- **TO BE DONE**:
The records that follow should be retyped word for word.
begin
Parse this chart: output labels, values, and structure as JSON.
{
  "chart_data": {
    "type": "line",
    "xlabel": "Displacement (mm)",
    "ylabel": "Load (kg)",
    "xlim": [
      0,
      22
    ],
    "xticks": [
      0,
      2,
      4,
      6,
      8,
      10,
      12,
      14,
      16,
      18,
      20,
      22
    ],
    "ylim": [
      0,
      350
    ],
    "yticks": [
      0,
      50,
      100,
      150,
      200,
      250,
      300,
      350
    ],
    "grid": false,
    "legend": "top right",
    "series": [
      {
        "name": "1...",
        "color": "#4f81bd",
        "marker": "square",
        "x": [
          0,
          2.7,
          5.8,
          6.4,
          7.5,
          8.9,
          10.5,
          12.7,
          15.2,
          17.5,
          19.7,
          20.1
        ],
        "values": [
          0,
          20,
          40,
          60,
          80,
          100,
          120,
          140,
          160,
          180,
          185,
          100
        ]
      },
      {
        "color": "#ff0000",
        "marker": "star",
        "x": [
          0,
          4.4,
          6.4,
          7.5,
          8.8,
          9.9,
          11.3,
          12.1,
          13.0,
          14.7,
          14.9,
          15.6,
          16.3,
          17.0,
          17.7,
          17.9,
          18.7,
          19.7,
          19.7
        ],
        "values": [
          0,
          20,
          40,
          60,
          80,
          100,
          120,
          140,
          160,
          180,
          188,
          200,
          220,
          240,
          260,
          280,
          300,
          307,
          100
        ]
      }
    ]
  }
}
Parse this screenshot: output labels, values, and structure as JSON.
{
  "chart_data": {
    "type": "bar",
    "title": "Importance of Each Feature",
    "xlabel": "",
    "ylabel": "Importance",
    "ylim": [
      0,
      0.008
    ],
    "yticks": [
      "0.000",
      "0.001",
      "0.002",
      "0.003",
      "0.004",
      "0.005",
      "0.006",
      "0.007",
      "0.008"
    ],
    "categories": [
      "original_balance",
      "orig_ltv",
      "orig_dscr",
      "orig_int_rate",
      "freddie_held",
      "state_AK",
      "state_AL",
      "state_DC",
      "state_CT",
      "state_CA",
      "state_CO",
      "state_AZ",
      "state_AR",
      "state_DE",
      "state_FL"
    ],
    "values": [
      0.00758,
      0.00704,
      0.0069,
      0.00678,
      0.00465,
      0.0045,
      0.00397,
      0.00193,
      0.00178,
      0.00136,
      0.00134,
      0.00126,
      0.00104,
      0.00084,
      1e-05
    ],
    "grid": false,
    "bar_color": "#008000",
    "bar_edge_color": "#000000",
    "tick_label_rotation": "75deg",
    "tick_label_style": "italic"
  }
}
end
- **SOLUTION TO THE EXERCISE**:
Parse this chart: output labels, values, and structure as JSON.
{
  "chart_data": {
    "type": "line",
    "xlabel": "Displacement (mm)",
    "ylabel": "Load (kg)",
    "xlim": [
      0,
      22
    ],
    "xticks": [
      0,
      2,
      4,
      6,
      8,
      10,
      12,
      14,
      16,
      18,
      20,
      22
    ],
    "ylim": [
      0,
      350
    ],
    "yticks": [
      0,
      50,
      100,
      150,
      200,
      250,
      300,
      350
    ],
    "grid": false,
    "legend": "top right",
    "series": [
      {
        "name": "1...",
        "color": "#4f81bd",
        "marker": "square",
        "x": [
          0,
          2.7,
          5.8,
          6.4,
          7.5,
          8.9,
          10.5,
          12.7,
          15.2,
          17.5,
          19.7,
          20.1
        ],
        "values": [
          0,
          20,
          40,
          60,
          80,
          100,
          120,
          140,
          160,
          180,
          185,
          100
        ]
      },
      {
        "color": "#ff0000",
        "marker": "star",
        "x": [
          0,
          4.4,
          6.4,
          7.5,
          8.8,
          9.9,
          11.3,
          12.1,
          13.0,
          14.7,
          14.9,
          15.6,
          16.3,
          17.0,
          17.7,
          17.9,
          18.7,
          19.7,
          19.7
        ],
        "values": [
          0,
          20,
          40,
          60,
          80,
          100,
          120,
          140,
          160,
          180,
          188,
          200,
          220,
          240,
          260,
          280,
          300,
          307,
          100
        ]
      }
    ]
  }
}
Parse this screenshot: output labels, values, and structure as JSON.
{
  "chart_data": {
    "type": "bar",
    "title": "Importance of Each Feature",
    "xlabel": "",
    "ylabel": "Importance",
    "ylim": [
      0,
      0.008
    ],
    "yticks": [
      "0.000",
      "0.001",
      "0.002",
      "0.003",
      "0.004",
      "0.005",
      "0.006",
      "0.007",
      "0.008"
    ],
    "categories": [
      "original_balance",
      "orig_ltv",
      "orig_dscr",
      "orig_int_rate",
      "freddie_held",
      "state_AK",
      "state_AL",
      "state_DC",
      "state_CT",
      "state_CA",
      "state_CO",
      "state_AZ",
      "state_AR",
      "state_DE",
      "state_FL"
    ],
    "values": [
      0.00758,
      0.00704,
      0.0069,
      0.00678,
      0.00465,
      0.0045,
      0.00397,
      0.00193,
      0.00178,
      0.00136,
      0.00134,
      0.00126,
      0.00104,
      0.00084,
      1e-05
    ],
    "grid": false,
    "bar_color": "#008000",
    "bar_edge_color": "#000000",
    "tick_label_rotation": "75deg",
    "tick_label_style": "italic"
  }
}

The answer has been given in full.